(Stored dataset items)
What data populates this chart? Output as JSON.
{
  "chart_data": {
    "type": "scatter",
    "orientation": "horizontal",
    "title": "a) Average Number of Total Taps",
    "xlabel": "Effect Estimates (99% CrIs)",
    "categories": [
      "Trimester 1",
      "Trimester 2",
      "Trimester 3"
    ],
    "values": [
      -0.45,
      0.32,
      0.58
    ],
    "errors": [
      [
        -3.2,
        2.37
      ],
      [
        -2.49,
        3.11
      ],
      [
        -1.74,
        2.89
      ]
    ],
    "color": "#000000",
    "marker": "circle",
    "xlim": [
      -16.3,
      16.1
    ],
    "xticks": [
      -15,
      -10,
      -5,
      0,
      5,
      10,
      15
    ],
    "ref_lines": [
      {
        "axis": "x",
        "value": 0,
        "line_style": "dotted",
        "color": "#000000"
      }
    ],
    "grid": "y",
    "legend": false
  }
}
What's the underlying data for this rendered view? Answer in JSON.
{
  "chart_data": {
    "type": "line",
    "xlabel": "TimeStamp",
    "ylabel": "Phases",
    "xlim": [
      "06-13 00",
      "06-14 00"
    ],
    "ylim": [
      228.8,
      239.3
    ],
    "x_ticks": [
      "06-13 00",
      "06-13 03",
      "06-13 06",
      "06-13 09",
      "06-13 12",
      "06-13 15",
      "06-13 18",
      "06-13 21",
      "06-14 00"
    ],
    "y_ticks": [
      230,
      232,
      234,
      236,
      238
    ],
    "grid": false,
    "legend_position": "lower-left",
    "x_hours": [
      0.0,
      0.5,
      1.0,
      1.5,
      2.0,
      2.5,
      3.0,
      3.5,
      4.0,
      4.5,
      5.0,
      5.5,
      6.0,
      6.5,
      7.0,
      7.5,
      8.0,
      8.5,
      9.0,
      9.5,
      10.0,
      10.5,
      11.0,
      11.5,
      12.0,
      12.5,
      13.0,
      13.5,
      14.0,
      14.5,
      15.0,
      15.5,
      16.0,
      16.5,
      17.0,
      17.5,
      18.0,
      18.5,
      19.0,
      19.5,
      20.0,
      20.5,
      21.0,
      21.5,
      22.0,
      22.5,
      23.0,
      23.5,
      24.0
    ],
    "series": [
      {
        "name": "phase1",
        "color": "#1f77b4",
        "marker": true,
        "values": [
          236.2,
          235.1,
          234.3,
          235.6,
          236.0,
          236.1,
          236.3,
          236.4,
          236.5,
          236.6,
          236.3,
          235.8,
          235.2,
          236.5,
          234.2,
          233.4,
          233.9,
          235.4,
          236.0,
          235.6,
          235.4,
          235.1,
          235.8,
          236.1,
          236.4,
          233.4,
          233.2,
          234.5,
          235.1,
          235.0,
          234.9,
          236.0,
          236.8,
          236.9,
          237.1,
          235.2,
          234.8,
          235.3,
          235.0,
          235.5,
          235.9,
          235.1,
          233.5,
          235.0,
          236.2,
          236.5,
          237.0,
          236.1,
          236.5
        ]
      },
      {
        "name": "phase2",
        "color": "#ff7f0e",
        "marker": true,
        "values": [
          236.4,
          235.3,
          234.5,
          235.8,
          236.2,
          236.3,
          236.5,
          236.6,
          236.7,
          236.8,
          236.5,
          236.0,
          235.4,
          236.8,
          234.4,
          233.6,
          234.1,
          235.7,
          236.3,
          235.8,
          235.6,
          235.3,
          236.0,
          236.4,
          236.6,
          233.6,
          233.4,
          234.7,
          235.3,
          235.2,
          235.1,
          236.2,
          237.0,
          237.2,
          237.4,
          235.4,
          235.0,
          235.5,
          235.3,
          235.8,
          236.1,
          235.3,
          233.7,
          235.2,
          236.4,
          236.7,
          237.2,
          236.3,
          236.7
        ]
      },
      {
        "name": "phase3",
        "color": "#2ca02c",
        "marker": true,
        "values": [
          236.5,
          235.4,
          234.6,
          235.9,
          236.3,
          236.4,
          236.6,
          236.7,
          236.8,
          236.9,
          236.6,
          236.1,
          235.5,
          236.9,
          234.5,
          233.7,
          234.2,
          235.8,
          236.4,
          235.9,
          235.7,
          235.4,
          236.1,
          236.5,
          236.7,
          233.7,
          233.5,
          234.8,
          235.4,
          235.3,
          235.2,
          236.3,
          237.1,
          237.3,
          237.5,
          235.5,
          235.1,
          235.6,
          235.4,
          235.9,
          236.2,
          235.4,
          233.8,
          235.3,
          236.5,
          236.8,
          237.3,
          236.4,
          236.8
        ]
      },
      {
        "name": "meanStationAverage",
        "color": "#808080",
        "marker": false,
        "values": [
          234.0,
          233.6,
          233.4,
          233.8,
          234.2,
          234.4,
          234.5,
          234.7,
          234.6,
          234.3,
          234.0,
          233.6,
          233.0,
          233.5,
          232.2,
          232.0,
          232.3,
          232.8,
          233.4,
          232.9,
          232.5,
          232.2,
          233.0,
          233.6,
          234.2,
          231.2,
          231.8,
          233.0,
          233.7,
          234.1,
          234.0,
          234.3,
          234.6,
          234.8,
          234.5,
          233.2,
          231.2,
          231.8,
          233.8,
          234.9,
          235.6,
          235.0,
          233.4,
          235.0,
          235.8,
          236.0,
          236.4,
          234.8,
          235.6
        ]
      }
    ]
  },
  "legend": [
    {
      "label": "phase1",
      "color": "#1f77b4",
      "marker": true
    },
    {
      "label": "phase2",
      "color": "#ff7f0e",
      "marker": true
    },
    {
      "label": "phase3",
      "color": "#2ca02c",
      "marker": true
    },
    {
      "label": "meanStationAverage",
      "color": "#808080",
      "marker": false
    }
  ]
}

_THE TASK_
All of the data must be returned exactly.

_THE OUTPUT_
What data populates this chart? Output as JSON.
{
  "chart_data": {
    "type": "scatter",
    "orientation": "horizontal",
    "title": "a) Average Number of Total Taps",
    "xlabel": "Effect Estimates (99% CrIs)",
    "categories": [
      "Trimester 1",
      "Trimester 2",
      "Trimester 3"
    ],
    "values": [
      -0.45,
      0.32,
      0.58
    ],
    "errors": [
      [
        -3.2,
        2.37
      ],
      [
        -2.49,
        3.11
      ],
      [
        -1.74,
        2.89
      ]
    ],
    "color": "#000000",
    "marker": "circle",
    "xlim": [
      -16.3,
      16.1
    ],
    "xticks": [
      -15,
      -10,
      -5,
      0,
      5,
      10,
      15
    ],
    "ref_lines": [
      {
        "axis": "x",
        "value": 0,
        "line_style": "dotted",
        "color": "#000000"
      }
    ],
    "grid": "y",
    "legend": false
  }
}
What's the underlying data for this rendered view? Answer in JSON.
{
  "chart_data": {
    "type": "line",
    "xlabel": "TimeStamp",
    "ylabel": "Phases",
    "xlim": [
      "06-13 00",
      "06-14 00"
    ],
    "ylim": [
      228.8,
      239.3
    ],
    "x_ticks": [
      "06-13 00",
      "06-13 03",
      "06-13 06",
      "06-13 09",
      "06-13 12",
      "06-13 15",
      "06-13 18",
      "06-13 21",
      "06-14 00"
    ],
    "y_ticks": [
      230,
      232,
      234,
      236,
      238
    ],
    "grid": false,
    "legend_position": "lower-left",
    "x_hours": [
      0.0,
      0.5,
      1.0,
      1.5,
      2.0,
      2.5,
      3.0,
      3.5,
      4.0,
      4.5,
      5.0,
      5.5,
      6.0,
      6.5,
      7.0,
      7.5,
      8.0,
      8.5,
      9.0,
      9.5,
      10.0,
      10.5,
      11.0,
      11.5,
      12.0,
      12.5,
      13.0,
      13.5,
      14.0,
      14.5,
      15.0,
      15.5,
      16.0,
      16.5,
      17.0,
      17.5,
      18.0,
      18.5,
      19.0,
      19.5,
      20.0,
      20.5,
      21.0,
      21.5,
      22.0,
      22.5,
      23.0,
      23.5,
      24.0
    ],
    "series": [
      {
        "name": "phase1",
        "color": "#1f77b4",
        "marker": true,
        "values": [
          236.2,
          235.1,
          234.3,
          235.6,
          236.0,
          236.1,
          236.3,
          236.4,
          236.5,
          236.6,
          236.3,
          235.8,
          235.2,
          236.5,
          234.2,
          233.4,
          233.9,
          235.4,
          236.0,
          235.6,
          235.4,
          235.1,
          235.8,
          236.1,
          236.4,
          233.4,
          233.2,
          234.5,
          235.1,
          235.0,
          234.9,
          236.0,
          236.8,
          236.9,
          237.1,
          235.2,
          234.8,
          235.3,
          235.0,
          235.5,
          235.9,
          235.1,
          233.5,
          235.0,
          236.2,
          236.5,
          237.0,
          236.1,
          236.5
        ]
      },
      {
        "name": "phase2",
        "color": "#ff7f0e",
        "marker": true,
        "values": [
          236.4,
          235.3,
          234.5,
          235.8,
          236.2,
          236.3,
          236.5,
          236.6,
          236.7,
          236.8,
          236.5,
          236.0,
          235.4,
          236.8,
          234.4,
          233.6,
          234.1,
          235.7,
          236.3,
          235.8,
          235.6,
          235.3,
          236.0,
          236.4,
          236.6,
          233.6,
          233.4,
          234.7,
          235.3,
          235.2,
          235.1,
          236.2,
          237.0,
          237.2,
          237.4,
          235.4,
          235.0,
          235.5,
          235.3,
          235.8,
          236.1,
          235.3,
          233.7,
          235.2,
          236.4,
          236.7,
          237.2,
          236.3,
          236.7
        ]
      },
      {
        "name": "phase3",
        "color": "#2ca02c",
        "marker": true,
        "values": [
          236.5,
          235.4,
          234.6,
          235.9,
          236.3,
          236.4,
          236.6,
          236.7,
          236.8,
          236.9,
          236.6,
          236.1,
          235.5,
          236.9,
          234.5,
          233.7,
          234.2,
          235.8,
          236.4,
          235.9,
          235.7,
          235.4,
          236.1,
          236.5,
          236.7,
          233.7,
          233.5,
          234.8,
          235.4,
          235.3,
          235.2,
          236.3,
          237.1,
          237.3,
          237.5,
          235.5,
          235.1,
          235.6,
          235.4,
          235.9,
          236.2,
          235.4,
          233.8,
          235.3,
          236.5,
          236.8,
          237.3,
          236.4,
          236.8
        ]
      },
      {
        "name": "meanStationAverage",
        "color": "#808080",
        "marker": false,
        "values": [
          234.0,
          233.6,
          233.4,
          233.8,
          234.2,
          234.4,
          234.5,
          234.7,
          234.6,
          234.3,
          234.0,
          233.6,
          233.0,
          233.5,
          232.2,
          232.0,
          232.3,
          232.8,
          233.4,
          232.9,
          232.5,
          232.2,
          233.0,
          233.6,
          234.2,
          231.2,
          231.8,
          233.0,
          233.7,
          234.1,
          234.0,
          234.3,
          234.6,
          234.8,
          234.5,
          233.2,
          231.2,
          231.8,
          233.8,
          234.9,
          235.6,
          235.0,
          233.4,
          235.0,
          235.8,
          236.0,
          236.4,
          234.8,
          235.6
        ]
      }
    ]
  },
  "legend": [
    {
      "label": "phase1",
      "color": "#1f77b4",
      "marker": true
    },
    {
      "label": "phase2",
      "color": "#ff7f0e",
      "marker": true
    },
    {
      "label": "phase3",
      "color": "#2ca02c",
      "marker": true
    },
    {
      "label": "meanStationAverage",
      "color": "#808080",
      "marker": false
    }
  ]
}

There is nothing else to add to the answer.